§ SHORT EXERCISE
Leave out every picture and restate word for word the lines from the one with "Give me a plain-text" to the final line.

§ EXERCISE INPUTS
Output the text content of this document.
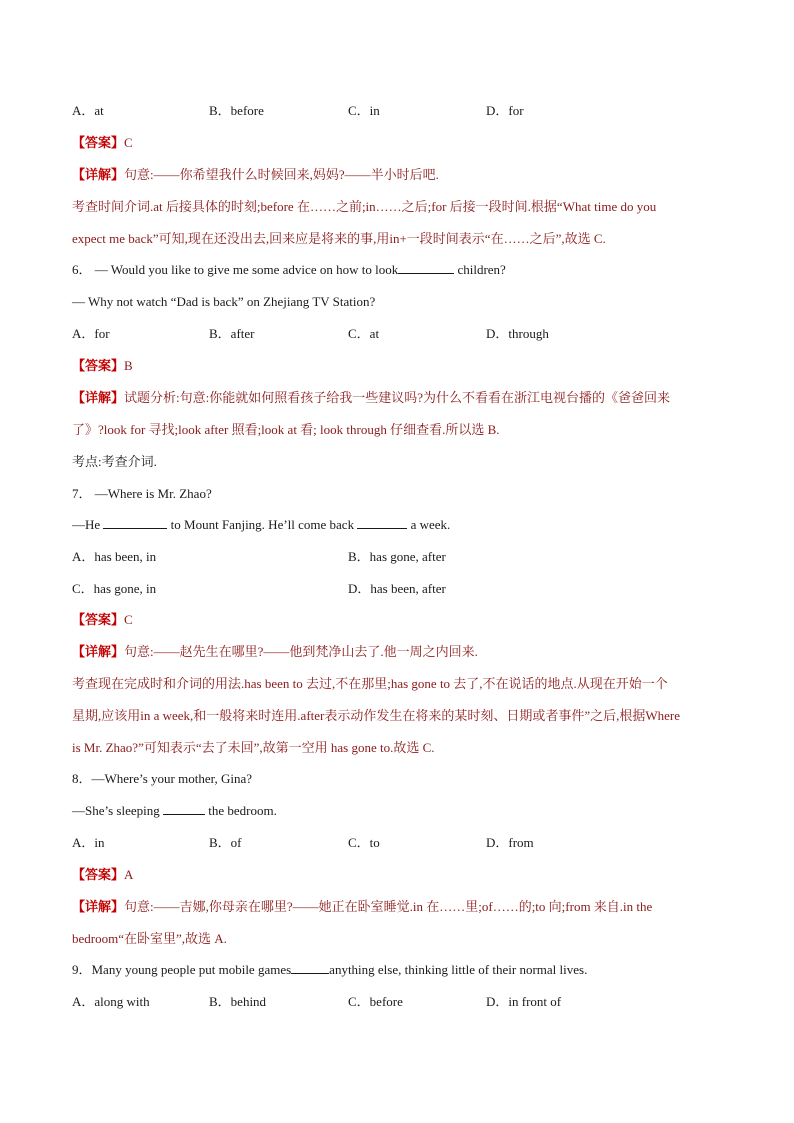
A．at	B．before	C．in	D．for
【答案】C
【详解】句意:——你希望我什么时候回来,妈妈?——半小时后吧.
考查时间介词.at 后接具体的时刻;before 在……之前;in……之后;for 后接一段时间.根据“What time do you
expect me back”可知,现在还没出去,回来应是将来的事,用in+一段时间表示“在……之后”,故选 C.
6． — Would you like to give me some advice on how to look	children?
— Why not watch “Dad is back” on Zhejiang TV Station?
A．for	B．after	C．at	D．through
【答案】B
【详解】试题分析:句意:你能就如何照看孩子给我一些建议吗?为什么不看看在浙江电视台播的《爸爸回来
了》?look for 寻找;look after 照看;look at 看; look through 仔细查看.所以选 B.
考点:考查介词.
7． —Where is Mr. Zhao?
—He	to Mount Fanjing. He’ll come back	a week.
A．has been, in	B．has gone, after
C．has gone, in	D．has been, after
【答案】C
【详解】句意:——赵先生在哪里?——他到梵净山去了.他一周之内回来.
考查现在完成时和介词的用法.has been to 去过,不在那里;has gone to 去了,不在说话的地点.从现在开始一个
星期,应该用in a week,和一般将来时连用.after表示动作发生在将来的某时刻、日期或者事件”之后,根据Where
is Mr. Zhao?”可知表示“去了未回”,故第一空用 has gone to.故选 C.
8．—Where’s your mother, Gina?
—She’s sleeping	the bedroom.
A．in	B．of	C．to	D．from
【答案】A
【详解】句意:——吉娜,你母亲在哪里?——她正在卧室睡觉.in 在……里;of……的;to 向;from 来自.in the
bedroom“在卧室里”,故选 A.
9．Many young people put mobile games	anything else, thinking little of their normal lives.
A．along with	B．behind	C．before	D．in front of
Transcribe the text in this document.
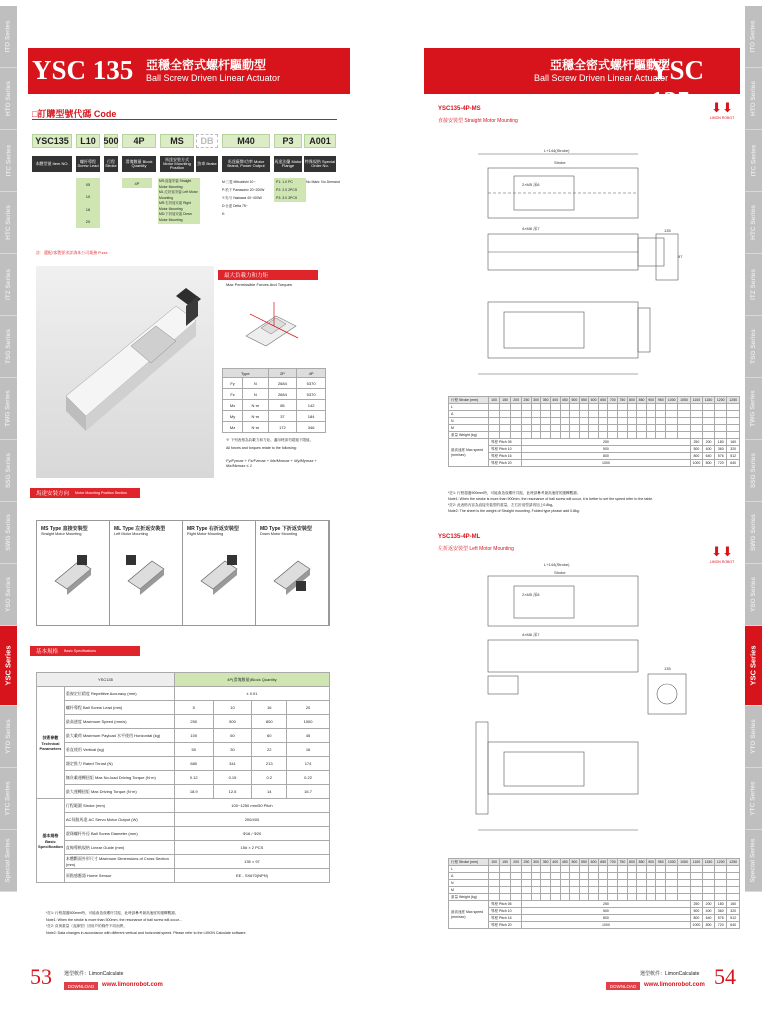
ITO Series
HTO Series
ITC Series
HTC Series
ITZ Series
TSG Series
TWG Series
SSG Series
SWG Series
YSO Series
YSC Series
YTO Series
YTC Series
Special Series
YSC 135 亞穩全密式螺杆驅動型
Ball Screw Driven Linear Actuator
□訂購型號代碼 Code
YSC135	L10 500	4P	MS	DB	M40	P3	A001
本體型號 Item NO.	螺杆導程 Screw Lead
行程 Stroke
滑塊數量 Block Quantity
馬達安裝方式 Motor Mounting Position
煞車 Brake	馬達廠牌/功率 Motor Brand, Power Output
馬達法蘭 Motor Flange
特殊規格 Special Order No.
05
10
16
20
4P	MS:直接安裝 Straight Motor Mounting
ML:左折返安裝 Left Motor Mounting
MR:右折返安裝 Right Motor Mounting
MD:下折返安裝 Down Motor Mounting
M:三菱 Mitsubishi 10~
P:松下 Panasonic 20~200W
Y:安川 Yaskawa 40~400W
D:台達 Delta 75~
K:
P1: 1.0 PC
P2: 2.0 2PCS
P3: 3.0 3PCS
No Mark: No Demand
註：選配/客製要求詳詢本公司業務 P.xxx
最大負載力和力矩
Max Permissible Forces And Torques
Type		2P	4P
Fy	N	2684	5370
Fz	N	2684	5370
Mx	N·m	85	142
My	N·m	37	184
Mz	N·m	172	346
※ 下列表格為負載力和力矩。適用時請勿超過下限值。
All forces and torques relate to the following:
Fy/Fymax + Fz/Fzmax + Mx/Mxmax + My/Mymax + Mz/Mzmax ≤ 1
馬達安裝方向 Motor Mounting Position Section
MS Type 直接安裝型
Straight Motor Mounting
ML Type 左折返安裝型
Left Motor Mounting
MR Type 右折返安裝型
Right Motor Mounting
MD Type 下折返安裝型
Down Motor Mounting
基本規格 Basic Specifications
YSC135		4P(滑塊數量)Block Quantity			
技術參數 Technical Parameters	重複定位精度 Repetitive Accuracy (mm)	± 0.01			
	螺杆導程 Ball Screw Lead (mm)	5	10	16	20
	最高速度 Maximum Speed (mm/s)	250	500	800	1000
	最大載荷 Maximum Payload 水平使用 Horizontal (kg)	100	60	60	45
	垂直使用 Vertical (kg)	50	30	22	16
	額定推力 Rated Thrust (N)	680	341	213	174
	無負載運轉扭矩 Max No-load Driving Torque (N·m)	0.12	0.15	0.2	0.22
	最大運轉扭矩 Max Driving Torque (N·m)	18.9	12.5	14	16.7
基本規格 Basic Specification	行程範圍 Stroke (mm)	100~1250 mm/50 Pitch			
	AC伺服馬達 AC Servo Motor Output (W)	200/400			
	滾珠螺杆外徑 Ball Screw Diameter (mm)	Φ16 / Φ20			
	直線導軌規格 Linear Guide (mm)	15# × 2 PCS			
	本體斷面外形尺寸 Maximum Dimensions of Cross Section (mm)	135 × 97			
	原點感應器 Home Sensor	EE - SX670(NPN)			
*註1: 行程超過500mm時，可能會造成螺杆共振，此時請參考最高速度的運轉數據。
Note1: When the stroke is more than 500mm, the resonance of ball screw will occur...
*註2: 負荷重量（直線型）因用戶的條件不同而異。
Note2: Data changes in accordance with different vertical and horizontal speed. Please refer to the LIMON Calculate software.
53 選型軟件：LimonCalculate
DOWNLOAD www.limonrobot.com
亞穩全密式螺杆驅動型
Ball Screw Driven Linear Actuator
YSC 135
ITO Series
HTO Series
ITC Series
HTC Series
ITZ Series
TSG Series
TWG Series
SSG Series
SWG Series
YSO Series
YSC Series
YTO Series
YTC Series
Special Series
YSC135-4P-MS
直接安裝型 Straight Motor Mounting
⬇⬇
LIMON ROBOT
L+144(Stroke)
Stroke
2×M5 深8
4×M6 深7	135
97
行程 Stroke (mm)	100	150	200	250	300	350	400	450	500	550	600	650	700	750	800	850	900	950	1000	1050	1100	1150	1200	1250
L																								
A																								
N																								
M																								
重量 Weight (kg)																								
最高速度 Max speed (mm/sec)	導程 Pitch 05			250																	250	200	180	160
	導程 Pitch 10			500																	500	400	360	320
	導程 Pitch 16			800																	800	640	576	512
	導程 Pitch 20			1000																	1000	800	720	640
*註1: 行程超過900mm時，可能會造成螺杆共振，此時請參考最高速度的運轉數據。
Note1: When the stroke is more than 900mm, the resonance of ball screw will occur, it is better to set the speed refer to the table.
*註2: 此表格內容為直接安裝型的重量，左右折返型請再加上0.8kg。
Note2: The sheet is the weight of Straight mounting. Folded type please add 0.8kg.
YSC135-4P-ML
左折返安裝型 Left Motor Mounting	⬇⬇
LIMON ROBOT
L+144(Stroke)
Stroke
2×M5 深8
4×M6 深7
135
行程 Stroke (mm)	100	150	200	250	300	350	400	450	500	550	600	650	700	750	800	850	900	950	1000	1050	1100	1150	1200	1250
L																								
A																								
N																								
M																								
重量 Weight (kg)																								
最高速度 Max speed (mm/sec)	導程 Pitch 05			250																	250	200	180	160
	導程 Pitch 10			500																	500	400	360	320
	導程 Pitch 16			800																	800	640	576	512
	導程 Pitch 20			1000																	1000	800	720	640
選型軟件：LimonCalculate
DOWNLOAD www.limonrobot.com 54
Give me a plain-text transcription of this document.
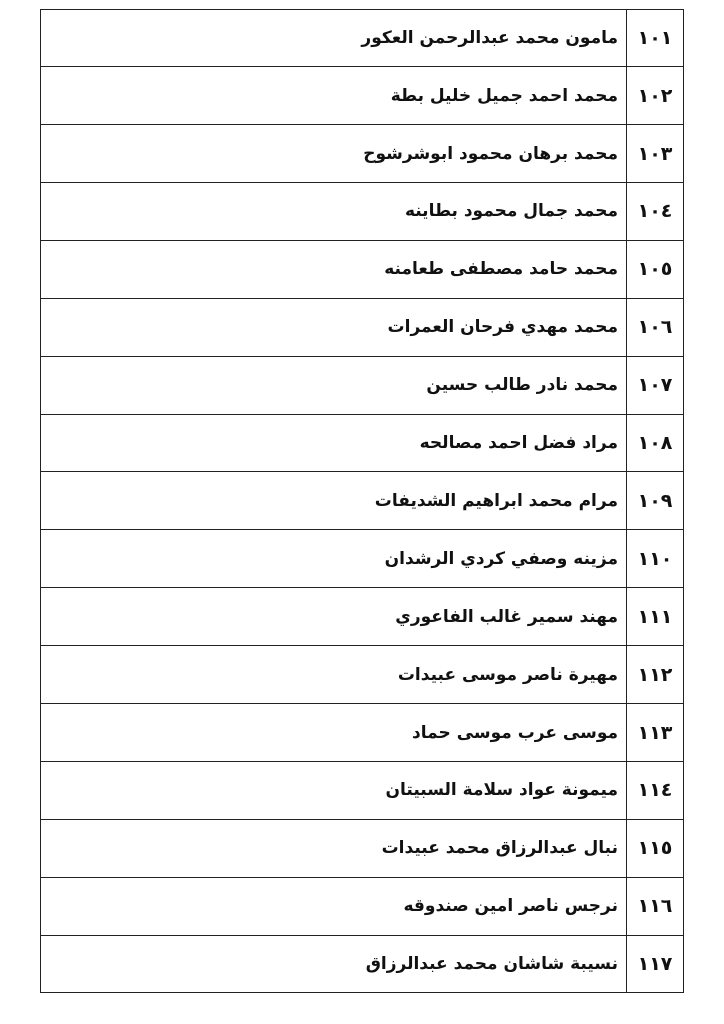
١٠١	مامون محمد عبدالرحمن العكور
١٠٢	محمد احمد جميل خليل بطة
١٠٣	محمد برهان محمود ابوشرشوح
١٠٤	محمد جمال محمود بطاينه
١٠٥	محمد حامد مصطفى طعامنه
١٠٦	محمد مهدي فرحان العمرات
١٠٧	محمد نادر طالب حسين
١٠٨	مراد فضل احمد مصالحه
١٠٩	مرام محمد ابراهيم الشديفات
١١٠	مزينه وصفي كردي الرشدان
١١١	مهند سمير غالب الفاعوري
١١٢	مهيرة ناصر موسى عبيدات
١١٣	موسى عرب موسى حماد
١١٤	ميمونة عواد سلامة السبيتان
١١٥	نبال عبدالرزاق محمد عبيدات
١١٦	نرجس ناصر امين صندوقه
١١٧	نسيبة شاشان محمد عبدالرزاق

§ RESULT OF THE EXERCISE
Give me a plain-text transcription of this document.
١٠١	مامون محمد عبدالرحمن العكور
١٠٢	محمد احمد جميل خليل بطة
١٠٣	محمد برهان محمود ابوشرشوح
١٠٤	محمد جمال محمود بطاينه
١٠٥	محمد حامد مصطفى طعامنه
١٠٦	محمد مهدي فرحان العمرات
١٠٧	محمد نادر طالب حسين
١٠٨	مراد فضل احمد مصالحه
١٠٩	مرام محمد ابراهيم الشديفات
١١٠	مزينه وصفي كردي الرشدان
١١١	مهند سمير غالب الفاعوري
١١٢	مهيرة ناصر موسى عبيدات
١١٣	موسى عرب موسى حماد
١١٤	ميمونة عواد سلامة السبيتان
١١٥	نبال عبدالرزاق محمد عبيدات
١١٦	نرجس ناصر امين صندوقه
١١٧	نسيبة شاشان محمد عبدالرزاق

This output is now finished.